▶ Problem requirements
Work out how many lines in the entries below include the word "Área". Give nothing but the number.

** start Source data **

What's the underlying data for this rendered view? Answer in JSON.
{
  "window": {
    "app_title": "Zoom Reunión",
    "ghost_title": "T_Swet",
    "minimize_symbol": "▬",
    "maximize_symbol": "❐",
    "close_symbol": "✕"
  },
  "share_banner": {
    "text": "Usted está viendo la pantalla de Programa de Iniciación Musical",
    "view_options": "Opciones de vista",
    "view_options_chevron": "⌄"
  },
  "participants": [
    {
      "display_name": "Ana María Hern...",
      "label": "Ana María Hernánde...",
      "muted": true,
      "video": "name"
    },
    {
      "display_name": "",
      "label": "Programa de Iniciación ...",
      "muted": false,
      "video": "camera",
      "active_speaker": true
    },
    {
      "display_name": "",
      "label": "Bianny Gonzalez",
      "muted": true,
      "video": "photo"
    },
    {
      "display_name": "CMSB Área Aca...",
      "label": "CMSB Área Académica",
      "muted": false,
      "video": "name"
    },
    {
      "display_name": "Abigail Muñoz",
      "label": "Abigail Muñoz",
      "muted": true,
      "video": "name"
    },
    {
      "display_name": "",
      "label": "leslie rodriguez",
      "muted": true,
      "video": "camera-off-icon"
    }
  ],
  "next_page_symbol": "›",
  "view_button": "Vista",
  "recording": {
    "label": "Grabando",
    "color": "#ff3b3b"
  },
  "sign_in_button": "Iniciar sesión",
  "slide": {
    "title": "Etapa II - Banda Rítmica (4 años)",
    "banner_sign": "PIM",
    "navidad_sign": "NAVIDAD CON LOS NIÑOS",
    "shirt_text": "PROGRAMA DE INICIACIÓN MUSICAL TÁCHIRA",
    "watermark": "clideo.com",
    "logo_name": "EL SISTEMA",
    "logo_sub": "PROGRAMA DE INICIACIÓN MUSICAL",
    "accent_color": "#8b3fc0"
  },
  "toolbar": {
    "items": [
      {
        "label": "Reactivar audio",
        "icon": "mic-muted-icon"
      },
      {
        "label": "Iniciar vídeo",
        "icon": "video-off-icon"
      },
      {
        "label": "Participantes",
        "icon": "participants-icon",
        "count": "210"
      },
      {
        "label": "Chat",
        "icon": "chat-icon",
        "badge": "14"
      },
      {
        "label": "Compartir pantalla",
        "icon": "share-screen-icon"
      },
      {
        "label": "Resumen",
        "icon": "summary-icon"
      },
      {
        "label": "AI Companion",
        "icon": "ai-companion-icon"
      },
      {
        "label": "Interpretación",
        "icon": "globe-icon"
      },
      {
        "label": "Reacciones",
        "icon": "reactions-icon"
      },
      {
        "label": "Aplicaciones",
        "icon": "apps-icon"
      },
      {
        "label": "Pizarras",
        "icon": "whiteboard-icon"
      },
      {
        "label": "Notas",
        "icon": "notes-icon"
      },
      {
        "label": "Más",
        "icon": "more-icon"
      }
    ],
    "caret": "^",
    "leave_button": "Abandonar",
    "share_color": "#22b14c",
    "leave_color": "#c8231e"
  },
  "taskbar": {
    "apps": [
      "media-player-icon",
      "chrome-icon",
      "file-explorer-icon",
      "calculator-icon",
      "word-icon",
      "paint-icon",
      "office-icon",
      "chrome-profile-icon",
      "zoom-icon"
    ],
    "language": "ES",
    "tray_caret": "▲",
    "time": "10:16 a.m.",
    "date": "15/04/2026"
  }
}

** end Source data **

▶ Reply
2